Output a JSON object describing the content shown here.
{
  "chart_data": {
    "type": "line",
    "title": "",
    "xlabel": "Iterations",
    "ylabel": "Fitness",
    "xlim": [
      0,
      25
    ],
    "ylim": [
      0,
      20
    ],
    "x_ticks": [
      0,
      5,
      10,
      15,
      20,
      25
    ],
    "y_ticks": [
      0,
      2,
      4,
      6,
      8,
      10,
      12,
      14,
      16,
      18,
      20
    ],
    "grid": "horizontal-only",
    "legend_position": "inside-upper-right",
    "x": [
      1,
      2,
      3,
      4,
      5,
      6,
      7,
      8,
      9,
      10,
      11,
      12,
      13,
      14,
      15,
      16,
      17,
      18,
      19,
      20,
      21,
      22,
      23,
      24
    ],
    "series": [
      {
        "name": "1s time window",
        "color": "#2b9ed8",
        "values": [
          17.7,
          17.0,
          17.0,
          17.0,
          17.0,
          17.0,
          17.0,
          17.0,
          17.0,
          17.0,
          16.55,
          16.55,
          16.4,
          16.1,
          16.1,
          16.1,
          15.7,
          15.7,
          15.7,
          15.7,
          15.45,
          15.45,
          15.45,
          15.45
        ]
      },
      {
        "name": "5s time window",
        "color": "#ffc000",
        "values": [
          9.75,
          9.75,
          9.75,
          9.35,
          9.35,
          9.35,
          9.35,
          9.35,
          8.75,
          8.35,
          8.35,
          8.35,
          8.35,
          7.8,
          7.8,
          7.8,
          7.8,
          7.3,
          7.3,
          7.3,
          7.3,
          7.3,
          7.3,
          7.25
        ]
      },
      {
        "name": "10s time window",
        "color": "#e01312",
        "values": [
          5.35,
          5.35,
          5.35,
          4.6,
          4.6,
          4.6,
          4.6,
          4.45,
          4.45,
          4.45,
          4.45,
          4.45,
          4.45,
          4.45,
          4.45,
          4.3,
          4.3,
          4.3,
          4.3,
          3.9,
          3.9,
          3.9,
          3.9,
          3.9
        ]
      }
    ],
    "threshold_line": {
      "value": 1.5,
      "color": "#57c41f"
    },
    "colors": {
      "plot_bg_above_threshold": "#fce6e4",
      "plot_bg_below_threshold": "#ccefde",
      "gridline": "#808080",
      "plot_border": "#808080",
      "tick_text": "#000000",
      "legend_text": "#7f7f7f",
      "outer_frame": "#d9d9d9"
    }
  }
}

PROBLEM TO SOLVE:
Copy out all the entries shown above, character for character.

SOLUTION FOR THIS TASK:
Output a JSON object describing the content shown here.
{
  "chart_data": {
    "type": "line",
    "title": "",
    "xlabel": "Iterations",
    "ylabel": "Fitness",
    "xlim": [
      0,
      25
    ],
    "ylim": [
      0,
      20
    ],
    "x_ticks": [
      0,
      5,
      10,
      15,
      20,
      25
    ],
    "y_ticks": [
      0,
      2,
      4,
      6,
      8,
      10,
      12,
      14,
      16,
      18,
      20
    ],
    "grid": "horizontal-only",
    "legend_position": "inside-upper-right",
    "x": [
      1,
      2,
      3,
      4,
      5,
      6,
      7,
      8,
      9,
      10,
      11,
      12,
      13,
      14,
      15,
      16,
      17,
      18,
      19,
      20,
      21,
      22,
      23,
      24
    ],
    "series": [
      {
        "name": "1s time window",
        "color": "#2b9ed8",
        "values": [
          17.7,
          17.0,
          17.0,
          17.0,
          17.0,
          17.0,
          17.0,
          17.0,
          17.0,
          17.0,
          16.55,
          16.55,
          16.4,
          16.1,
          16.1,
          16.1,
          15.7,
          15.7,
          15.7,
          15.7,
          15.45,
          15.45,
          15.45,
          15.45
        ]
      },
      {
        "name": "5s time window",
        "color": "#ffc000",
        "values": [
          9.75,
          9.75,
          9.75,
          9.35,
          9.35,
          9.35,
          9.35,
          9.35,
          8.75,
          8.35,
          8.35,
          8.35,
          8.35,
          7.8,
          7.8,
          7.8,
          7.8,
          7.3,
          7.3,
          7.3,
          7.3,
          7.3,
          7.3,
          7.25
        ]
      },
      {
        "name": "10s time window",
        "color": "#e01312",
        "values": [
          5.35,
          5.35,
          5.35,
          4.6,
          4.6,
          4.6,
          4.6,
          4.45,
          4.45,
          4.45,
          4.45,
          4.45,
          4.45,
          4.45,
          4.45,
          4.3,
          4.3,
          4.3,
          4.3,
          3.9,
          3.9,
          3.9,
          3.9,
          3.9
        ]
      }
    ],
    "threshold_line": {
      "value": 1.5,
      "color": "#57c41f"
    },
    "colors": {
      "plot_bg_above_threshold": "#fce6e4",
      "plot_bg_below_threshold": "#ccefde",
      "gridline": "#808080",
      "plot_border": "#808080",
      "tick_text": "#000000",
      "legend_text": "#7f7f7f",
      "outer_frame": "#d9d9d9"
    }
  }
}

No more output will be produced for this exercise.